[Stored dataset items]
::::::::

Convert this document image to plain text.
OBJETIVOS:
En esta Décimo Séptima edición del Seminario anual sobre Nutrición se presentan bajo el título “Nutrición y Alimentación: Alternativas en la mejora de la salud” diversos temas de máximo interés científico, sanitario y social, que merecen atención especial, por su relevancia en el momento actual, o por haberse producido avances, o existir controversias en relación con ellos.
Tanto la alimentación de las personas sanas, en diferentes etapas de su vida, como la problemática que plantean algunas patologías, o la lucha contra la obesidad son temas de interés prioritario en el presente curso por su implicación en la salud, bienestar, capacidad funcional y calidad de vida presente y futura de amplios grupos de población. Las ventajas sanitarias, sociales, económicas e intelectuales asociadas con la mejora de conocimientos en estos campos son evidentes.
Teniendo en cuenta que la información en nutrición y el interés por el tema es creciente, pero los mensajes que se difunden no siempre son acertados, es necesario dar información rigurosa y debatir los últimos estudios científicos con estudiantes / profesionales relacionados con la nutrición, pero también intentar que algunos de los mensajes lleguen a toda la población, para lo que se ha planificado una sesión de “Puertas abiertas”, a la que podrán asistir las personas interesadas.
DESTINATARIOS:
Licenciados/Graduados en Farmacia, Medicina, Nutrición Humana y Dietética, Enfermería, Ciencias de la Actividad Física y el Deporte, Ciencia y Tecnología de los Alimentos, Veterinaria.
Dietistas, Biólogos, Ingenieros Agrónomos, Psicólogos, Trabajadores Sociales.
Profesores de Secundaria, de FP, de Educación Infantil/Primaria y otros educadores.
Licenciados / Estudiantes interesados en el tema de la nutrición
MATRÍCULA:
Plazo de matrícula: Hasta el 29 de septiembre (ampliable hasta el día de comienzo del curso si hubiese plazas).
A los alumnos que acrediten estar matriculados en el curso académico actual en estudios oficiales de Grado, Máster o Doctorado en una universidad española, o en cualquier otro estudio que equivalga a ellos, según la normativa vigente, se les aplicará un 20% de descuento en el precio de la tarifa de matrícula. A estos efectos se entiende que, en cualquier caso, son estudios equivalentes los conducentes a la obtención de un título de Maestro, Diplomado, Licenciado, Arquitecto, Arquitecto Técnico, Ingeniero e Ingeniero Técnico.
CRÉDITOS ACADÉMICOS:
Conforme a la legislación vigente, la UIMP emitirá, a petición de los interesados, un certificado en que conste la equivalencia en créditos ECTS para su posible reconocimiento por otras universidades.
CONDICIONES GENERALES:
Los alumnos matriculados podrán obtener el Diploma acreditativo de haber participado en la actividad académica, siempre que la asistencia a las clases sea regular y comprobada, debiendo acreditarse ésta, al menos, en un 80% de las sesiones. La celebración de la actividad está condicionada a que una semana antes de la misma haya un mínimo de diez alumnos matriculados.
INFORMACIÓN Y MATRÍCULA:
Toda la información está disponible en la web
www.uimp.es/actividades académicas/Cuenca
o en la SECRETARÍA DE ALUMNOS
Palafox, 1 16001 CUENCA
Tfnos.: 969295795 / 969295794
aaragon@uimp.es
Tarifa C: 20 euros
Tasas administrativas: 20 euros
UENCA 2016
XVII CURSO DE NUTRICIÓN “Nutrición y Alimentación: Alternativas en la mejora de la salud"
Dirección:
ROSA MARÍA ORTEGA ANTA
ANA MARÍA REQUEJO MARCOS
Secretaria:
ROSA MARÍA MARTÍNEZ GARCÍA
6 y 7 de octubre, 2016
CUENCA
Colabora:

::::::::

*EXERCISE*.
Check each line of the records for the word "para", and show the lines that contain it.

*PROBLEM SOLUTION*.
Teniendo en cuenta que la información en nutrición y el interés por el tema es creciente, pero los mensajes que se difunden no siempre son acertados, es necesario dar información rigurosa y debatir los últimos estudios científicos con estudiantes / profesionales relacionados con la nutrición, pero también intentar que algunos de los mensajes lleguen a toda la población, para lo que se ha planificado una sesión de “Puertas abiertas”, a la que podrán asistir las personas interesadas.
Conforme a la legislación vigente, la UIMP emitirá, a petición de los interesados, un certificado en que conste la equivalencia en créditos ECTS para su posible reconocimiento por otras universidades.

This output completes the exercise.